▸ **MATERIALS PROVIDED**:
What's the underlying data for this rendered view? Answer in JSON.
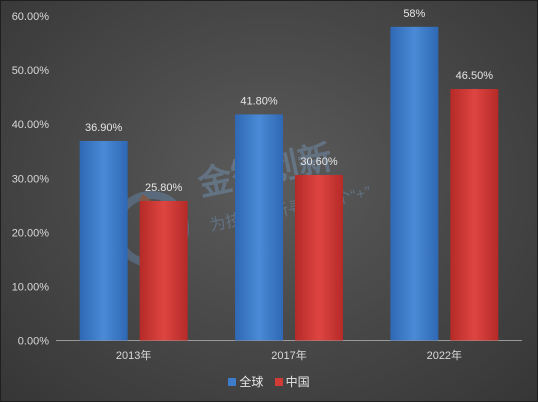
{
  "chart_data": {
    "type": "bar",
    "categories": [
      "2013年",
      "2017年",
      "2022年"
    ],
    "series": [
      {
        "name": "全球",
        "values": [
          36.9,
          41.8,
          58
        ],
        "labels": [
          "36.90%",
          "41.80%",
          "58%"
        ],
        "color": "#3e7cc9"
      },
      {
        "name": "中国",
        "values": [
          25.8,
          30.6,
          46.5
        ],
        "labels": [
          "25.80%",
          "30.60%",
          "46.50%"
        ],
        "color": "#d23a36"
      }
    ],
    "y_ticks": [
      "0.00%",
      "10.00%",
      "20.00%",
      "30.00%",
      "40.00%",
      "50.00%",
      "60.00%"
    ],
    "ylim": [
      0,
      60
    ],
    "grid": false,
    "legend_position": "bottom"
  },
  "watermark": {
    "title": "金智创新",
    "subtitle": "为技术创新寻找一个“+”"
  }
}
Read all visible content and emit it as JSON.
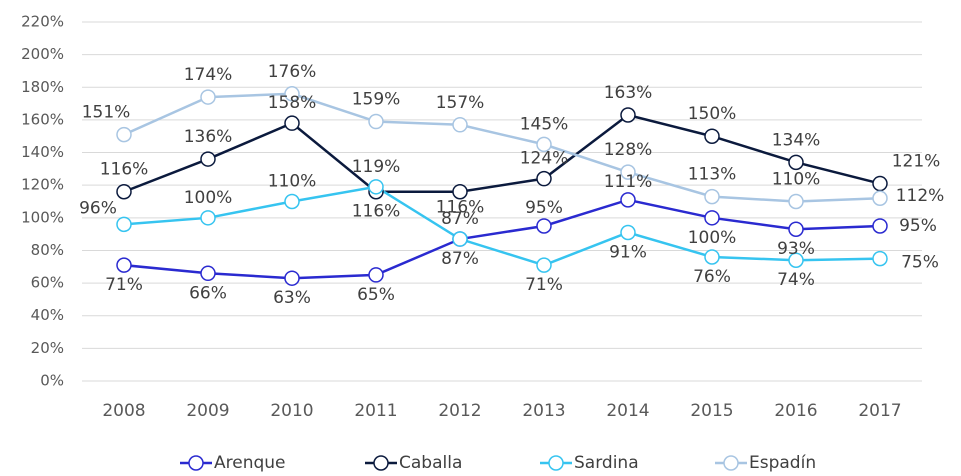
{
  "chart_data": {
    "type": "line",
    "categories": [
      "2008",
      "2009",
      "2010",
      "2011",
      "2012",
      "2013",
      "2014",
      "2015",
      "2016",
      "2017"
    ],
    "series": [
      {
        "name": "Arenque",
        "color": "#2a2ad0",
        "values": [
          71,
          66,
          63,
          65,
          87,
          95,
          111,
          100,
          93,
          95
        ],
        "value_labels": [
          "71%",
          "66%",
          "63%",
          "65%",
          "87%",
          "95%",
          "111%",
          "100%",
          "93%",
          "95%"
        ]
      },
      {
        "name": "Caballa",
        "color": "#0b1a3d",
        "values": [
          116,
          136,
          158,
          116,
          116,
          124,
          163,
          150,
          134,
          121
        ],
        "value_labels": [
          "116%",
          "136%",
          "158%",
          "116%",
          "116%",
          "124%",
          "163%",
          "150%",
          "134%",
          "121%"
        ]
      },
      {
        "name": "Sardina",
        "color": "#36c4f0",
        "values": [
          96,
          100,
          110,
          119,
          87,
          71,
          91,
          76,
          74,
          75
        ],
        "value_labels": [
          "96%",
          "100%",
          "110%",
          "119%",
          "87%",
          "71%",
          "91%",
          "76%",
          "74%",
          "75%"
        ]
      },
      {
        "name": "Espadín",
        "color": "#a8c5e2",
        "values": [
          151,
          174,
          176,
          159,
          157,
          145,
          128,
          113,
          110,
          112
        ],
        "value_labels": [
          "151%",
          "174%",
          "176%",
          "159%",
          "157%",
          "145%",
          "128%",
          "113%",
          "110%",
          "112%"
        ]
      }
    ],
    "ylim": [
      0,
      220
    ],
    "yticks": [
      {
        "value": 0,
        "label": "0%"
      },
      {
        "value": 20,
        "label": "20%"
      },
      {
        "value": 40,
        "label": "40%"
      },
      {
        "value": 60,
        "label": "60%"
      },
      {
        "value": 80,
        "label": "80%"
      },
      {
        "value": 100,
        "label": "100%"
      },
      {
        "value": 120,
        "label": "120%"
      },
      {
        "value": 140,
        "label": "140%"
      },
      {
        "value": 160,
        "label": "160%"
      },
      {
        "value": 180,
        "label": "180%"
      },
      {
        "value": 200,
        "label": "200%"
      },
      {
        "value": 220,
        "label": "220%"
      }
    ],
    "grid": true,
    "legend": "bottom"
  }
}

▸ **WORK INSTRUCTIONS**: Look through the entries above; copy every line holding the string "JSON".

▸ **SOLUTION FOR THIS TASK**:
What's the underlying data for this rendered view? Answer in JSON.
Read all visible content and emit it as JSON.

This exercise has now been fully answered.